INPUT ROWS -
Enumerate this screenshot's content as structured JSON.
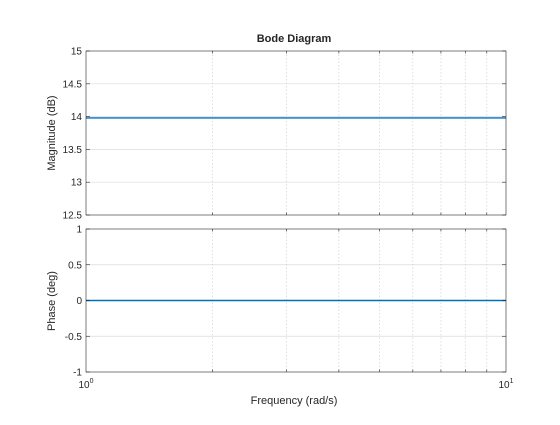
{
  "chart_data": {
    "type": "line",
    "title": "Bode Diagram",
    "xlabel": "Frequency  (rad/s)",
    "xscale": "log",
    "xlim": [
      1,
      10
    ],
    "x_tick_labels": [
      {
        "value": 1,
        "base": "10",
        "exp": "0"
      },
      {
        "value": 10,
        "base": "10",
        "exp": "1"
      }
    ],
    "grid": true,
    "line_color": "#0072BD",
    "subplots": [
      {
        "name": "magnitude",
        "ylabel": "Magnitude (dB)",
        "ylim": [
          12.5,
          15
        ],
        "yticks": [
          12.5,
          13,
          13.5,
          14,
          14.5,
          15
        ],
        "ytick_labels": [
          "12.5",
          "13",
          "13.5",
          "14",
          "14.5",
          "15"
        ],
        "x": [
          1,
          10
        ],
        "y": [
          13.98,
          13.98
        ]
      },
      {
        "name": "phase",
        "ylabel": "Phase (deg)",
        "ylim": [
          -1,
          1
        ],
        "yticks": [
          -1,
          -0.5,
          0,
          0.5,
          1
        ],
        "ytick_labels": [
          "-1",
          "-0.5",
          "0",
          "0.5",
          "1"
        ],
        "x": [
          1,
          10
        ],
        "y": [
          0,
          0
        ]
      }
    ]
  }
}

...

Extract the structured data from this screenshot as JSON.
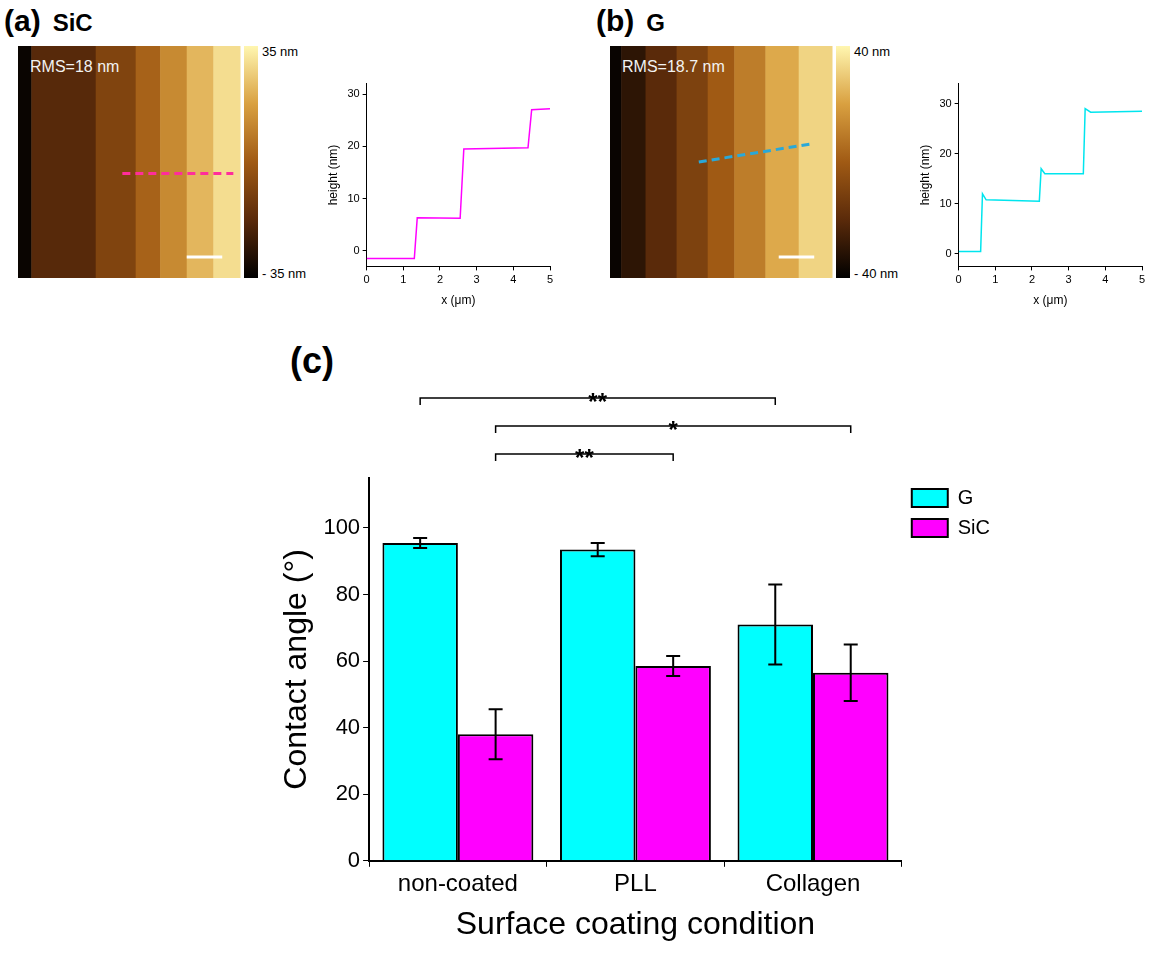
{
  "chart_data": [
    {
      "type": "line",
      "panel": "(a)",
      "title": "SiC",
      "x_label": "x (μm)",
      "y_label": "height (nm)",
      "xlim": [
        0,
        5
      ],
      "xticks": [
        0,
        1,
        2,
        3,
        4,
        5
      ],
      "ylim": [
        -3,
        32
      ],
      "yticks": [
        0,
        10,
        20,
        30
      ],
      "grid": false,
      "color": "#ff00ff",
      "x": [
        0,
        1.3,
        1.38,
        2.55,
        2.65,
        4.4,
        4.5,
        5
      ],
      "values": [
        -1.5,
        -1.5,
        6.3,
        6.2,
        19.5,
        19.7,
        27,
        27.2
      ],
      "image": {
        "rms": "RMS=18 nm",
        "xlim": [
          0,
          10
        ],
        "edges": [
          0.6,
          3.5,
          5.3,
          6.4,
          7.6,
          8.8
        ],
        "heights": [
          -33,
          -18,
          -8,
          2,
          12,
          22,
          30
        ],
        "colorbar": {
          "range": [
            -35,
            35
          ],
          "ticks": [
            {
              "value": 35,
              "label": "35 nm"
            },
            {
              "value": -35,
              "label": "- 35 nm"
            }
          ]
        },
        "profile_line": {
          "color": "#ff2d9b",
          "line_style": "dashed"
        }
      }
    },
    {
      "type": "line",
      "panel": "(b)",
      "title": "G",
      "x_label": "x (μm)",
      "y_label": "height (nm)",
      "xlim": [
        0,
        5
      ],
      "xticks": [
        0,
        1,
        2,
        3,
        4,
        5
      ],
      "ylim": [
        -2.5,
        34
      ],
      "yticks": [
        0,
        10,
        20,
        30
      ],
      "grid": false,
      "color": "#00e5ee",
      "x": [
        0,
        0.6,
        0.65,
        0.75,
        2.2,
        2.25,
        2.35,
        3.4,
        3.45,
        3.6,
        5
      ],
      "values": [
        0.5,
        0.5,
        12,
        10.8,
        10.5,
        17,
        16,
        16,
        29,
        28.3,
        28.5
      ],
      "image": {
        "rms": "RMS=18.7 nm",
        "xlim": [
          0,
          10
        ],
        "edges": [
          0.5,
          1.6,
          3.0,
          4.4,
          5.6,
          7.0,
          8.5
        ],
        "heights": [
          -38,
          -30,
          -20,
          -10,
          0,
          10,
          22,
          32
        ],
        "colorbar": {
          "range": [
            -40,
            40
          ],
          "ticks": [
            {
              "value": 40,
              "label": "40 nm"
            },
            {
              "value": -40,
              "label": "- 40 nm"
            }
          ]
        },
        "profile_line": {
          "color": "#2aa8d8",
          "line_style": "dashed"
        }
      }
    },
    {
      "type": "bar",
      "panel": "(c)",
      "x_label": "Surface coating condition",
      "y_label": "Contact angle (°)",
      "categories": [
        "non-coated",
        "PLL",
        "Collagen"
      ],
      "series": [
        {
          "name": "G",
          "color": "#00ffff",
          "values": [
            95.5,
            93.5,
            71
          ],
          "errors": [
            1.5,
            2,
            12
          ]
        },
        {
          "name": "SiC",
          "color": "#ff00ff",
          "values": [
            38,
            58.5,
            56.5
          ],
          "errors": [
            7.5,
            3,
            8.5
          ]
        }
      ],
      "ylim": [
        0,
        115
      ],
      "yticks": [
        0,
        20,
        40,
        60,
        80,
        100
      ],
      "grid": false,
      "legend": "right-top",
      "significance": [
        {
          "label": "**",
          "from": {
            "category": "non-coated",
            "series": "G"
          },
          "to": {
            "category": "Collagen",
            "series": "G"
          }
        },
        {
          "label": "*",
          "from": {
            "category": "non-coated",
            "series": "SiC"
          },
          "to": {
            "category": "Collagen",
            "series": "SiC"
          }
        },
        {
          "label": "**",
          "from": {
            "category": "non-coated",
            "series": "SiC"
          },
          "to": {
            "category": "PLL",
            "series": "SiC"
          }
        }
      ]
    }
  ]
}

==

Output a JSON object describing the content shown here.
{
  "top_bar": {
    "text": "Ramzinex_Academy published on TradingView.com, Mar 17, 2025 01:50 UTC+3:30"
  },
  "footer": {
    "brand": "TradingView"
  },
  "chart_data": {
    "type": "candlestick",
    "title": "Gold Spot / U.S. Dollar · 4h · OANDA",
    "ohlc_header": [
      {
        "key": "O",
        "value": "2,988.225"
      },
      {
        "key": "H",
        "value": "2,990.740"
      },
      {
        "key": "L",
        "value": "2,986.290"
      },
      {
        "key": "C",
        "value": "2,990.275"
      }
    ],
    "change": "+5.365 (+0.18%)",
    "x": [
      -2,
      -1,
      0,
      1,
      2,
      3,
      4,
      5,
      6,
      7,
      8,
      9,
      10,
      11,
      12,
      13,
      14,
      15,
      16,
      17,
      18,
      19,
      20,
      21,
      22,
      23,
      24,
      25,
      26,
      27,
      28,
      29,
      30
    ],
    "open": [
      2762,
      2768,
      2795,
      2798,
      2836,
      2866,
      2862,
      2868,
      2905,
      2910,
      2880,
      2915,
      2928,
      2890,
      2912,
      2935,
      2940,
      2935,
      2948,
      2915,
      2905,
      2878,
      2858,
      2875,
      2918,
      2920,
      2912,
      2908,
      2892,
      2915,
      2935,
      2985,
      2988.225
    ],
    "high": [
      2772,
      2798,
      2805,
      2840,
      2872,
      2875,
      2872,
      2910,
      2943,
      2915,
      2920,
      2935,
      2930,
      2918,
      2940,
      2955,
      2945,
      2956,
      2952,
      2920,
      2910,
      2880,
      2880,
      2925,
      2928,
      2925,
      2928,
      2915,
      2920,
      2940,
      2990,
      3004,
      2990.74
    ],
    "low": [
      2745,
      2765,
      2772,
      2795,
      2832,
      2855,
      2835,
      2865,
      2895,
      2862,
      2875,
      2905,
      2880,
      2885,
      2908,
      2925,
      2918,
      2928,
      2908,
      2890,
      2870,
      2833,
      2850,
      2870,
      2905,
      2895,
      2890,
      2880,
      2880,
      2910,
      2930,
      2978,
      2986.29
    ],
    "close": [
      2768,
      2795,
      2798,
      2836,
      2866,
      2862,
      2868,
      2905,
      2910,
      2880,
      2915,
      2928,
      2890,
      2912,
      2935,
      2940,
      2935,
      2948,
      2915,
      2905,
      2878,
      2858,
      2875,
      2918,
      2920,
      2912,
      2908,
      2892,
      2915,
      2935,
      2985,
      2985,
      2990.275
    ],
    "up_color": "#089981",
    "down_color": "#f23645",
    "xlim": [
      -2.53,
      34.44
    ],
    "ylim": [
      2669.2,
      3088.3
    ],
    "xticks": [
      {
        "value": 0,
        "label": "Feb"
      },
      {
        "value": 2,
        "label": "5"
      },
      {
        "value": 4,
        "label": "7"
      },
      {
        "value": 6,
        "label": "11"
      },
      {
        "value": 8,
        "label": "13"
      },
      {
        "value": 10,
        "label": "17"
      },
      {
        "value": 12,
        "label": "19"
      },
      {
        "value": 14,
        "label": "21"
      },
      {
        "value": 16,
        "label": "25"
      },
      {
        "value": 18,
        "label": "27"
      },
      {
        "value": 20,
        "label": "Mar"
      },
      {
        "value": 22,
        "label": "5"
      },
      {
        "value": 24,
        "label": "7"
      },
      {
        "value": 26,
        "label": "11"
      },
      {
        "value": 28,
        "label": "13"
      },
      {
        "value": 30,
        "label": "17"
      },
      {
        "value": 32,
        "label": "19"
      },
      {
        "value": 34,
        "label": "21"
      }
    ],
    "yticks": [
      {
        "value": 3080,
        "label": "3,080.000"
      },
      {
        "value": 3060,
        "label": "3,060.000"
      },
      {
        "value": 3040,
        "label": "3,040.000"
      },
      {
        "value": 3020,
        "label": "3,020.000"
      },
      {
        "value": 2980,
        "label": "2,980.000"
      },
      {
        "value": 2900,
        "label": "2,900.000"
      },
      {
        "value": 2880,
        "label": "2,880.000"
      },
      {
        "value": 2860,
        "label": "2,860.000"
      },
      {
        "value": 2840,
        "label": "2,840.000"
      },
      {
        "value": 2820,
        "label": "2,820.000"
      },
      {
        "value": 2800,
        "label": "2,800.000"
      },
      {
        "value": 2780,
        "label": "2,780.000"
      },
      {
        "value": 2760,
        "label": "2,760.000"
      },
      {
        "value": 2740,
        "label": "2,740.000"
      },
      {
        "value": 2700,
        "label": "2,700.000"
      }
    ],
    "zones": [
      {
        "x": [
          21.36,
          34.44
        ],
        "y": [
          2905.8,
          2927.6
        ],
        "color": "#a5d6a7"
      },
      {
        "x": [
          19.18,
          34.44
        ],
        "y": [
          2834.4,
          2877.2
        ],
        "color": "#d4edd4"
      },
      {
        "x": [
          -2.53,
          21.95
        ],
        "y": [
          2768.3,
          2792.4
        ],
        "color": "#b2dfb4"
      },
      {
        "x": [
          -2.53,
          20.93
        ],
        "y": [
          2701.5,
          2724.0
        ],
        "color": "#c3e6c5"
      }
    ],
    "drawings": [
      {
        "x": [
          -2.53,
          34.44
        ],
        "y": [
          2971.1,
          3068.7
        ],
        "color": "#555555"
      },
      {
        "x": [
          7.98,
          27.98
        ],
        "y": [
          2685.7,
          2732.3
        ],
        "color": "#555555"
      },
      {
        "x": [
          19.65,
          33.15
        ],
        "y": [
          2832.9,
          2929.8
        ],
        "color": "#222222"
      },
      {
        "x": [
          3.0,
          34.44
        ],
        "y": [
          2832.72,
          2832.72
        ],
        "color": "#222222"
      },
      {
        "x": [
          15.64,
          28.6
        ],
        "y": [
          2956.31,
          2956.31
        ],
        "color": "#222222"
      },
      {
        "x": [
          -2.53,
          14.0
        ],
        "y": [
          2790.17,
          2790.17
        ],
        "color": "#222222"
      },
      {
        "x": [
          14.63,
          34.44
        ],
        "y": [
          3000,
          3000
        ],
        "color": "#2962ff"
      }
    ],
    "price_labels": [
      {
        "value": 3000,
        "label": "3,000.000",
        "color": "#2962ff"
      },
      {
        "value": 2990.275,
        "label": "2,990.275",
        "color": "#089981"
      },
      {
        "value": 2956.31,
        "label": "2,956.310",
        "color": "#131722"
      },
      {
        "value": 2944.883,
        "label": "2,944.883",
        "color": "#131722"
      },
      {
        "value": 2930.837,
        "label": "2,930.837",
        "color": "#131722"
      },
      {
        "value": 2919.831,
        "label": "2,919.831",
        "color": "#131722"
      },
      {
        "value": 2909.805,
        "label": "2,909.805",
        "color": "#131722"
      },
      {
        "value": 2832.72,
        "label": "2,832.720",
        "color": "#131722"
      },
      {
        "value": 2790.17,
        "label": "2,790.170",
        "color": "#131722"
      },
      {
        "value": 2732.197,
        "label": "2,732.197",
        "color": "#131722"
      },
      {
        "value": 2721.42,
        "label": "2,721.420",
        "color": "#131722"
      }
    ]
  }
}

INSTRUCTION - Which lines above hold the word "type"? Copy each of them.

RESPONSE TO THE EXERCISE -
    "type": "line",
      "type": "line",
      "type": "line",
      "type": "bar",
    "type": "candlestick",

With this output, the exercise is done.